• TASK
Report each row below that contains the string "space", copying every such row in full and unchanged.

• RECORDED DATA
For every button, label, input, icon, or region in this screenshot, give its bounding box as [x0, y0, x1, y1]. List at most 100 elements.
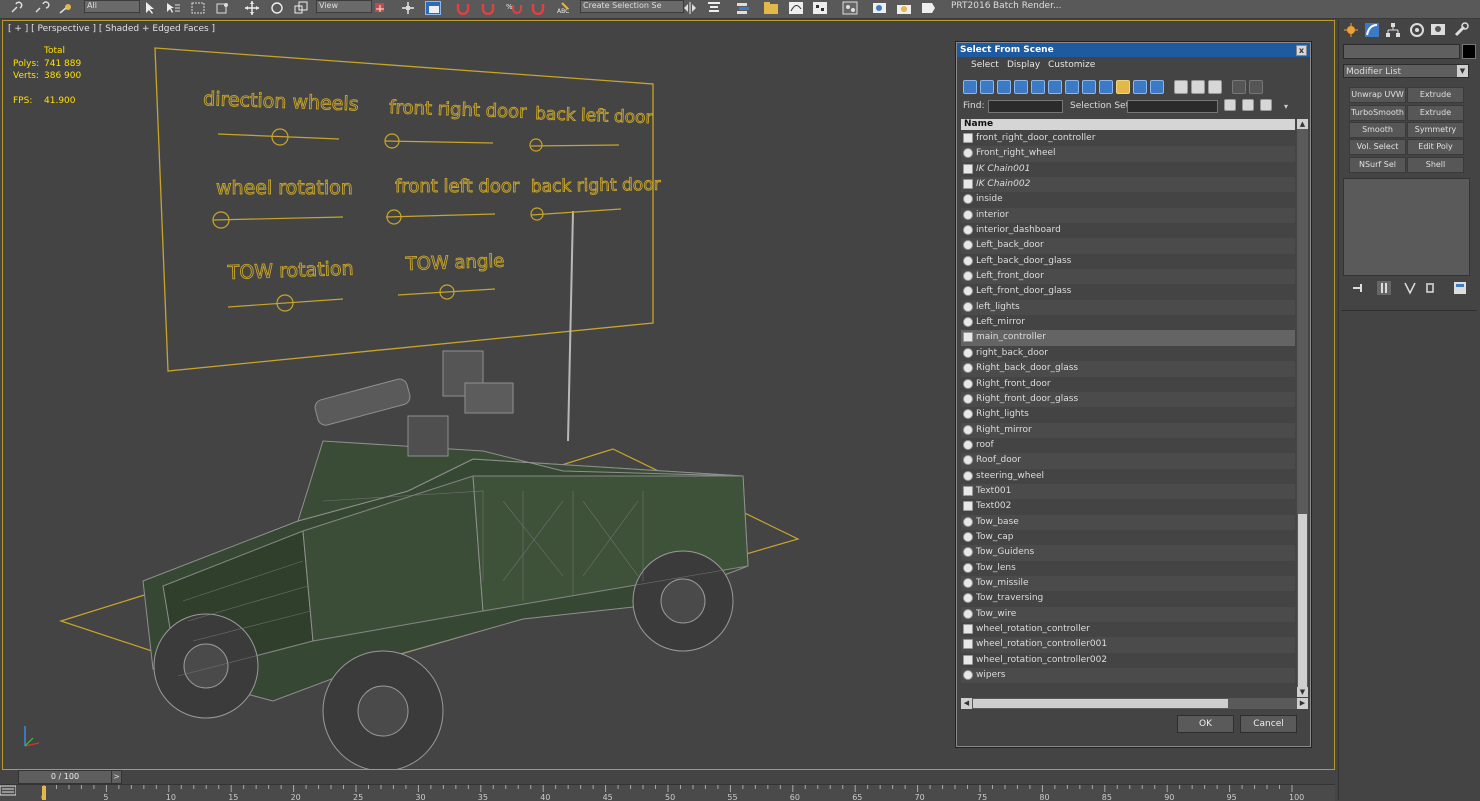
dropdown-arrow-icon[interactable]: ▼	[1457, 65, 1468, 77]
display-geometry-icon[interactable]	[963, 80, 977, 94]
move-icon[interactable]	[244, 1, 260, 15]
list-item[interactable]: Tow_cap	[961, 530, 1295, 545]
list-item[interactable]: interior	[961, 207, 1295, 224]
keyboard-shortcut-override-icon[interactable]	[425, 1, 441, 15]
select-invert-icon[interactable]	[1208, 80, 1222, 94]
modify-tab-icon[interactable]	[1364, 22, 1380, 38]
filter-icon[interactable]	[1232, 80, 1246, 94]
scene-explorer-icon[interactable]	[763, 1, 779, 15]
list-item[interactable]: steering_wheel	[961, 469, 1295, 484]
list-item[interactable]: main_controller	[961, 330, 1295, 346]
list-item[interactable]: Tow_wire	[961, 606, 1295, 622]
list-item[interactable]: Text002	[961, 499, 1295, 514]
list-item[interactable]: Right_front_door	[961, 377, 1295, 392]
select-object-icon[interactable]	[142, 1, 158, 15]
render-setup-icon[interactable]	[872, 1, 888, 15]
configure-modifier-sets-icon[interactable]	[1453, 281, 1467, 295]
list-horizontal-scrollbar[interactable]: ◀ ▶	[961, 698, 1308, 709]
list-item[interactable]: roof	[961, 438, 1295, 453]
pin-stack-icon[interactable]	[1351, 281, 1365, 295]
scroll-down-arrow-icon[interactable]: ▼	[1297, 687, 1308, 697]
render-production-icon[interactable]	[920, 1, 936, 15]
add-to-selection-set-icon[interactable]	[1242, 99, 1254, 111]
list-item[interactable]: wipers	[961, 668, 1295, 684]
display-xrefs-icon[interactable]	[1082, 80, 1096, 94]
list-item[interactable]: front_right_door_controller	[961, 131, 1295, 146]
material-editor-icon[interactable]	[842, 1, 858, 15]
list-item[interactable]: IK Chain002	[961, 177, 1295, 193]
display-space-warps-icon[interactable]	[1048, 80, 1062, 94]
close-button[interactable]: x	[1296, 45, 1307, 56]
rotate-icon[interactable]	[269, 1, 285, 15]
snaps-toggle-icon[interactable]	[455, 1, 471, 16]
list-item[interactable]: wheel_rotation_controller001	[961, 637, 1295, 653]
list-item[interactable]: inside	[961, 192, 1295, 207]
display-tab-icon[interactable]	[1430, 22, 1446, 38]
list-item[interactable]: Tow_traversing	[961, 591, 1295, 606]
list-item[interactable]: Right_mirror	[961, 422, 1295, 438]
modifier-button-shell[interactable]: Shell	[1407, 157, 1464, 173]
list-item[interactable]: Tow_base	[961, 514, 1295, 530]
display-lights-icon[interactable]	[997, 80, 1011, 94]
layer-manager-icon[interactable]	[735, 1, 751, 15]
object-name-field[interactable]	[1343, 44, 1460, 59]
toolbar-overflow-chevron-icon[interactable]: ▾	[1284, 102, 1288, 111]
display-hidden-icon[interactable]	[1150, 80, 1164, 94]
viewport-label[interactable]: [ + ] [ Perspective ] [ Shaded + Edged F…	[8, 24, 215, 34]
modifier-button-vol-select[interactable]: Vol. Select	[1349, 139, 1406, 155]
modifier-button-symmetry[interactable]: Symmetry	[1407, 122, 1464, 138]
scroll-up-arrow-icon[interactable]: ▲	[1297, 119, 1308, 129]
list-item[interactable]: IK Chain001	[961, 162, 1295, 177]
list-item[interactable]: Right_front_door_glass	[961, 391, 1295, 408]
list-item[interactable]: Tow_lens	[961, 561, 1295, 576]
list-item[interactable]: left_lights	[961, 299, 1295, 316]
use-pivot-center-icon[interactable]	[372, 1, 388, 15]
modifier-button-extrude[interactable]: Extrude	[1407, 87, 1464, 103]
list-item[interactable]: Tow_Guidens	[961, 545, 1295, 561]
list-item[interactable]: Left_back_door	[961, 238, 1295, 254]
time-slider[interactable]: 0 / 100	[18, 770, 112, 784]
selection-set-dropdown[interactable]	[1127, 100, 1218, 113]
selection-filter-dropdown[interactable]: All	[84, 0, 140, 13]
scale-icon[interactable]	[293, 1, 309, 15]
display-groups-icon[interactable]	[1065, 80, 1079, 94]
show-end-result-icon[interactable]	[1377, 281, 1391, 295]
bind-to-space-warp-icon[interactable]	[58, 1, 74, 15]
spinner-snap-icon[interactable]	[530, 1, 546, 16]
mirror-icon[interactable]	[682, 1, 698, 15]
display-bones-icon[interactable]	[1099, 80, 1113, 94]
make-unique-icon[interactable]	[1403, 281, 1417, 295]
modifier-stack[interactable]	[1343, 178, 1470, 276]
next-frame-button[interactable]: >	[111, 770, 122, 784]
batch-render-button[interactable]: Batch Render...	[993, 0, 1062, 12]
window-crossing-icon[interactable]	[214, 1, 230, 15]
rendered-frame-window-icon[interactable]	[896, 1, 912, 15]
modifier-list-dropdown[interactable]: Modifier List ▼	[1343, 64, 1469, 78]
motion-tab-icon[interactable]	[1409, 22, 1425, 38]
display-helpers-icon[interactable]	[1031, 80, 1045, 94]
display-frozen-icon[interactable]	[1133, 80, 1147, 94]
modifier-button-nsurf-sel[interactable]: NSurf Sel	[1349, 157, 1406, 173]
scroll-thumb[interactable]	[1298, 514, 1307, 692]
create-selection-set-icon[interactable]	[1224, 99, 1236, 111]
menu-select[interactable]: Select	[971, 60, 999, 70]
display-shapes-icon[interactable]	[980, 80, 994, 94]
list-item[interactable]: wheel_rotation_controller	[961, 622, 1295, 637]
utilities-tab-icon[interactable]	[1453, 22, 1469, 38]
menu-display[interactable]: Display	[1007, 60, 1040, 70]
create-tab-icon[interactable]	[1343, 22, 1359, 38]
list-item[interactable]: Left_mirror	[961, 315, 1295, 330]
align-icon[interactable]	[706, 1, 722, 15]
list-item[interactable]: Text001	[961, 483, 1295, 500]
advanced-filter-icon[interactable]	[1249, 80, 1263, 94]
menu-customize[interactable]: Customize	[1048, 60, 1095, 70]
edit-named-selection-icon[interactable]: ABC	[556, 1, 572, 15]
schematic-view-icon[interactable]	[812, 1, 828, 15]
select-by-name-icon[interactable]	[165, 1, 181, 15]
hierarchy-tab-icon[interactable]	[1385, 22, 1401, 38]
list-item[interactable]: Left_back_door_glass	[961, 254, 1295, 269]
track-bar[interactable]: 0510152025303540455055606570758085909510…	[0, 784, 1335, 801]
remove-modifier-icon[interactable]	[1423, 281, 1437, 295]
list-item[interactable]: Left_front_door_glass	[961, 284, 1295, 299]
ok-button[interactable]: OK	[1177, 715, 1234, 733]
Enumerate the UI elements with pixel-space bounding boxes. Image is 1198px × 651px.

• RESPONSE TO THIS TASK
display-space-warps-icon[interactable]	[1048, 80, 1062, 94]
bind-to-space-warp-icon[interactable]	[58, 1, 74, 15]
Enumerate the UI elements with pixel-space bounding boxes. Image is 1198px × 651px.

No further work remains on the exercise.